-- start of Input --
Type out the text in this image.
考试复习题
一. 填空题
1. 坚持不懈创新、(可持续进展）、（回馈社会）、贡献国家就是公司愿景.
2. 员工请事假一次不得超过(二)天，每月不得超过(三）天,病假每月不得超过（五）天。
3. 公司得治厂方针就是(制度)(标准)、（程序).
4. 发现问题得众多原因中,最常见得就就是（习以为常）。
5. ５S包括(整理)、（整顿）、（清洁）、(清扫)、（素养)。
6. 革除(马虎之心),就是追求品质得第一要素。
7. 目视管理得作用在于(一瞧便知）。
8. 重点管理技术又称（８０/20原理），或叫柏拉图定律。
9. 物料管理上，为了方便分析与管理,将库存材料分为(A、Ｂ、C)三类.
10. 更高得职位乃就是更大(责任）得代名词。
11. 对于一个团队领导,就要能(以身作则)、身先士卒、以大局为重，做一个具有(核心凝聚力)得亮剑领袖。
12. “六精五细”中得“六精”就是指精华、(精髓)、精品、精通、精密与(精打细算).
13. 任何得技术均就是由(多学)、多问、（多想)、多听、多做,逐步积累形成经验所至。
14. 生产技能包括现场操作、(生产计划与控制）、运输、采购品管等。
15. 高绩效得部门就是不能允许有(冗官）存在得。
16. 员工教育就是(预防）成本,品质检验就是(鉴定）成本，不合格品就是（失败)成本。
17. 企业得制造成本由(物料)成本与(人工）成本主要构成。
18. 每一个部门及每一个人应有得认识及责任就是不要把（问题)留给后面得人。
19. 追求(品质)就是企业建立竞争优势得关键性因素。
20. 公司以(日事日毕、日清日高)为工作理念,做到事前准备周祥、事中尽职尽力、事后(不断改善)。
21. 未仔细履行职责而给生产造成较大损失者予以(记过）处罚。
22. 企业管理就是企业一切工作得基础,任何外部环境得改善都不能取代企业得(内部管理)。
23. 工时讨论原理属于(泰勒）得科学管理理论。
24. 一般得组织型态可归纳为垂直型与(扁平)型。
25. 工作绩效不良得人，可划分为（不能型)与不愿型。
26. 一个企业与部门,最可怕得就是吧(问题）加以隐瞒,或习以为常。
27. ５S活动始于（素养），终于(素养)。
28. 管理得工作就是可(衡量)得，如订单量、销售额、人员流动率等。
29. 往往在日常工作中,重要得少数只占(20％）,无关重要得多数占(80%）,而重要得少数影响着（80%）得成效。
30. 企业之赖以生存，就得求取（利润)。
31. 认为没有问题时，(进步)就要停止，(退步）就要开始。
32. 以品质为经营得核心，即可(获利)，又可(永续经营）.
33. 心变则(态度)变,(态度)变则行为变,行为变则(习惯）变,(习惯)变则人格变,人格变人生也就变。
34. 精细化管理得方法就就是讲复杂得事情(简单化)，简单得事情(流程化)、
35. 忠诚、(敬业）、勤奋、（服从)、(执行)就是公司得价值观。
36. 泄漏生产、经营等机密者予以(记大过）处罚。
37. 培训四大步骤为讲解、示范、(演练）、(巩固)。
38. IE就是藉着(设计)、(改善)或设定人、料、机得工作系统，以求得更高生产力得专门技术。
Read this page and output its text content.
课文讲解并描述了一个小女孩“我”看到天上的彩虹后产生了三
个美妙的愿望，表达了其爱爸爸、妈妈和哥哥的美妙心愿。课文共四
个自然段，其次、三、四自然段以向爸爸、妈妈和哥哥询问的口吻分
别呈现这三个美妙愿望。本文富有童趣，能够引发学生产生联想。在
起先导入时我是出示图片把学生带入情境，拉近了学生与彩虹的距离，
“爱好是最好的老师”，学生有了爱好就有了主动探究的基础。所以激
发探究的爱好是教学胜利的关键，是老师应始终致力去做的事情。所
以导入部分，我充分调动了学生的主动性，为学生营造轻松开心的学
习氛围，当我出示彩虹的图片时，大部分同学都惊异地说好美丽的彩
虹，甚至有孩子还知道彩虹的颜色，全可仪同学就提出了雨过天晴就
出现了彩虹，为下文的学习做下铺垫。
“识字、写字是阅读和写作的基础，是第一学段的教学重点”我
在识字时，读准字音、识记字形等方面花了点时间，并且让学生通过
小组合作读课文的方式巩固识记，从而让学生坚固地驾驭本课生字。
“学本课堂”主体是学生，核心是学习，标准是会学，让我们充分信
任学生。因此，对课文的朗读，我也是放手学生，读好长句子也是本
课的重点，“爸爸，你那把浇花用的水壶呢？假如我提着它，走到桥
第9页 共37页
-- end of Input --
● **Task brief**
Return the listing above in full, character for character.

● **Solution**
Type out the text in this image.
考试复习题
一. 填空题
1. 坚持不懈创新、(可持续进展）、（回馈社会）、贡献国家就是公司愿景.
2. 员工请事假一次不得超过(二)天，每月不得超过(三）天,病假每月不得超过（五）天。
3. 公司得治厂方针就是(制度)(标准)、（程序).
4. 发现问题得众多原因中,最常见得就就是（习以为常）。
5. ５S包括(整理)、（整顿）、（清洁）、(清扫)、（素养)。
6. 革除(马虎之心),就是追求品质得第一要素。
7. 目视管理得作用在于(一瞧便知）。
8. 重点管理技术又称（８０/20原理），或叫柏拉图定律。
9. 物料管理上，为了方便分析与管理,将库存材料分为(A、Ｂ、C)三类.
10. 更高得职位乃就是更大(责任）得代名词。
11. 对于一个团队领导,就要能(以身作则)、身先士卒、以大局为重，做一个具有(核心凝聚力)得亮剑领袖。
12. “六精五细”中得“六精”就是指精华、(精髓)、精品、精通、精密与(精打细算).
13. 任何得技术均就是由(多学)、多问、（多想)、多听、多做,逐步积累形成经验所至。
14. 生产技能包括现场操作、(生产计划与控制）、运输、采购品管等。
15. 高绩效得部门就是不能允许有(冗官）存在得。
16. 员工教育就是(预防）成本,品质检验就是(鉴定）成本，不合格品就是（失败)成本。
17. 企业得制造成本由(物料)成本与(人工）成本主要构成。
18. 每一个部门及每一个人应有得认识及责任就是不要把（问题)留给后面得人。
19. 追求(品质)就是企业建立竞争优势得关键性因素。
20. 公司以(日事日毕、日清日高)为工作理念,做到事前准备周祥、事中尽职尽力、事后(不断改善)。
21. 未仔细履行职责而给生产造成较大损失者予以(记过）处罚。
22. 企业管理就是企业一切工作得基础,任何外部环境得改善都不能取代企业得(内部管理)。
23. 工时讨论原理属于(泰勒）得科学管理理论。
24. 一般得组织型态可归纳为垂直型与(扁平)型。
25. 工作绩效不良得人，可划分为（不能型)与不愿型。
26. 一个企业与部门,最可怕得就是吧(问题）加以隐瞒,或习以为常。
27. ５S活动始于（素养），终于(素养)。
28. 管理得工作就是可(衡量)得，如订单量、销售额、人员流动率等。
29. 往往在日常工作中,重要得少数只占(20％）,无关重要得多数占(80%）,而重要得少数影响着（80%）得成效。
30. 企业之赖以生存，就得求取（利润)。
31. 认为没有问题时，(进步)就要停止，(退步）就要开始。
32. 以品质为经营得核心，即可(获利)，又可(永续经营）.
33. 心变则(态度)变,(态度)变则行为变,行为变则(习惯）变,(习惯)变则人格变,人格变人生也就变。
34. 精细化管理得方法就就是讲复杂得事情(简单化)，简单得事情(流程化)、
35. 忠诚、(敬业）、勤奋、（服从)、(执行)就是公司得价值观。
36. 泄漏生产、经营等机密者予以(记大过）处罚。
37. 培训四大步骤为讲解、示范、(演练）、(巩固)。
38. IE就是藉着(设计)、(改善)或设定人、料、机得工作系统，以求得更高生产力得专门技术。
Read this page and output its text content.
课文讲解并描述了一个小女孩“我”看到天上的彩虹后产生了三
个美妙的愿望，表达了其爱爸爸、妈妈和哥哥的美妙心愿。课文共四
个自然段，其次、三、四自然段以向爸爸、妈妈和哥哥询问的口吻分
别呈现这三个美妙愿望。本文富有童趣，能够引发学生产生联想。在
起先导入时我是出示图片把学生带入情境，拉近了学生与彩虹的距离，
“爱好是最好的老师”，学生有了爱好就有了主动探究的基础。所以激
发探究的爱好是教学胜利的关键，是老师应始终致力去做的事情。所
以导入部分，我充分调动了学生的主动性，为学生营造轻松开心的学
习氛围，当我出示彩虹的图片时，大部分同学都惊异地说好美丽的彩
虹，甚至有孩子还知道彩虹的颜色，全可仪同学就提出了雨过天晴就
出现了彩虹，为下文的学习做下铺垫。
“识字、写字是阅读和写作的基础，是第一学段的教学重点”我
在识字时，读准字音、识记字形等方面花了点时间，并且让学生通过
小组合作读课文的方式巩固识记，从而让学生坚固地驾驭本课生字。
“学本课堂”主体是学生，核心是学习，标准是会学，让我们充分信
任学生。因此，对课文的朗读，我也是放手学生，读好长句子也是本
课的重点，“爸爸，你那把浇花用的水壶呢？假如我提着它，走到桥
第9页 共37页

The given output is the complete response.